# Do this
Set down the whole listing verbatim.

(Records from a data source)

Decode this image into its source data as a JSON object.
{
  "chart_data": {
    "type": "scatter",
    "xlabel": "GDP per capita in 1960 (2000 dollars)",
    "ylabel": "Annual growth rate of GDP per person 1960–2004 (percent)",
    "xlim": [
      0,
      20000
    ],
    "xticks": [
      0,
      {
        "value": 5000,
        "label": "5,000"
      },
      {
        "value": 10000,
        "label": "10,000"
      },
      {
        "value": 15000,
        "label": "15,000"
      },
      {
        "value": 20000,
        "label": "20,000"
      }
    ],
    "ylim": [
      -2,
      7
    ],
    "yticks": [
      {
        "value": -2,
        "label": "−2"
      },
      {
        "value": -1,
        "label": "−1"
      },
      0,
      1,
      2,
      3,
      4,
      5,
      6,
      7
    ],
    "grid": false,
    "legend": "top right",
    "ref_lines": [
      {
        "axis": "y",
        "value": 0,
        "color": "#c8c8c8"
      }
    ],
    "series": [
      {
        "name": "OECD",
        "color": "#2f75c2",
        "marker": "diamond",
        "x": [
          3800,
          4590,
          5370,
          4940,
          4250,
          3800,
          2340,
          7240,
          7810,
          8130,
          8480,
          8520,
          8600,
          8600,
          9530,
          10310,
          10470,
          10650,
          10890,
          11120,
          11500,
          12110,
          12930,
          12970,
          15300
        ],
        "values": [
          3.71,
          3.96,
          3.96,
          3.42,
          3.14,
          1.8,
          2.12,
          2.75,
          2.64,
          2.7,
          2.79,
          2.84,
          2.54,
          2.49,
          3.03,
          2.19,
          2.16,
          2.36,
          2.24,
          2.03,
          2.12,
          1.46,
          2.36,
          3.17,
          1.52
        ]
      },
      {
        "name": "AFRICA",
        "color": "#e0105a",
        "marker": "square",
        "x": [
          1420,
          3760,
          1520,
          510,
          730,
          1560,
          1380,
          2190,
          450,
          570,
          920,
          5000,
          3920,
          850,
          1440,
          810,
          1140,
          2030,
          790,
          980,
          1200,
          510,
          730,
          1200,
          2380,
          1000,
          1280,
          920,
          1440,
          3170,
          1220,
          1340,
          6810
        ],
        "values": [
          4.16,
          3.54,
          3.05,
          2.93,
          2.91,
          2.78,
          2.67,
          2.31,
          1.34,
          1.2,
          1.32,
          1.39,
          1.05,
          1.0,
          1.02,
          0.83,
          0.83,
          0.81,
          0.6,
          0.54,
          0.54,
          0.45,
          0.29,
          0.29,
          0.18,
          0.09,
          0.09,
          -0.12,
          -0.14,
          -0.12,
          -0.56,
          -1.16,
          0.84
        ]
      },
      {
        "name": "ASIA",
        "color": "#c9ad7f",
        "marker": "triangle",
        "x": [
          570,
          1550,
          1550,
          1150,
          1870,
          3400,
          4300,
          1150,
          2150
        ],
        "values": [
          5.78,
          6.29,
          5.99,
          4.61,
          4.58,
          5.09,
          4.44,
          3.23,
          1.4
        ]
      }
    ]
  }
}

# Written answer
Decode this image into its source data as a JSON object.
{
  "chart_data": {
    "type": "scatter",
    "xlabel": "GDP per capita in 1960 (2000 dollars)",
    "ylabel": "Annual growth rate of GDP per person 1960–2004 (percent)",
    "xlim": [
      0,
      20000
    ],
    "xticks": [
      0,
      {
        "value": 5000,
        "label": "5,000"
      },
      {
        "value": 10000,
        "label": "10,000"
      },
      {
        "value": 15000,
        "label": "15,000"
      },
      {
        "value": 20000,
        "label": "20,000"
      }
    ],
    "ylim": [
      -2,
      7
    ],
    "yticks": [
      {
        "value": -2,
        "label": "−2"
      },
      {
        "value": -1,
        "label": "−1"
      },
      0,
      1,
      2,
      3,
      4,
      5,
      6,
      7
    ],
    "grid": false,
    "legend": "top right",
    "ref_lines": [
      {
        "axis": "y",
        "value": 0,
        "color": "#c8c8c8"
      }
    ],
    "series": [
      {
        "name": "OECD",
        "color": "#2f75c2",
        "marker": "diamond",
        "x": [
          3800,
          4590,
          5370,
          4940,
          4250,
          3800,
          2340,
          7240,
          7810,
          8130,
          8480,
          8520,
          8600,
          8600,
          9530,
          10310,
          10470,
          10650,
          10890,
          11120,
          11500,
          12110,
          12930,
          12970,
          15300
        ],
        "values": [
          3.71,
          3.96,
          3.96,
          3.42,
          3.14,
          1.8,
          2.12,
          2.75,
          2.64,
          2.7,
          2.79,
          2.84,
          2.54,
          2.49,
          3.03,
          2.19,
          2.16,
          2.36,
          2.24,
          2.03,
          2.12,
          1.46,
          2.36,
          3.17,
          1.52
        ]
      },
      {
        "name": "AFRICA",
        "color": "#e0105a",
        "marker": "square",
        "x": [
          1420,
          3760,
          1520,
          510,
          730,
          1560,
          1380,
          2190,
          450,
          570,
          920,
          5000,
          3920,
          850,
          1440,
          810,
          1140,
          2030,
          790,
          980,
          1200,
          510,
          730,
          1200,
          2380,
          1000,
          1280,
          920,
          1440,
          3170,
          1220,
          1340,
          6810
        ],
        "values": [
          4.16,
          3.54,
          3.05,
          2.93,
          2.91,
          2.78,
          2.67,
          2.31,
          1.34,
          1.2,
          1.32,
          1.39,
          1.05,
          1.0,
          1.02,
          0.83,
          0.83,
          0.81,
          0.6,
          0.54,
          0.54,
          0.45,
          0.29,
          0.29,
          0.18,
          0.09,
          0.09,
          -0.12,
          -0.14,
          -0.12,
          -0.56,
          -1.16,
          0.84
        ]
      },
      {
        "name": "ASIA",
        "color": "#c9ad7f",
        "marker": "triangle",
        "x": [
          570,
          1550,
          1550,
          1150,
          1870,
          3400,
          4300,
          1150,
          2150
        ],
        "values": [
          5.78,
          6.29,
          5.99,
          4.61,
          4.58,
          5.09,
          4.44,
          3.23,
          1.4
        ]
      }
    ]
  }
}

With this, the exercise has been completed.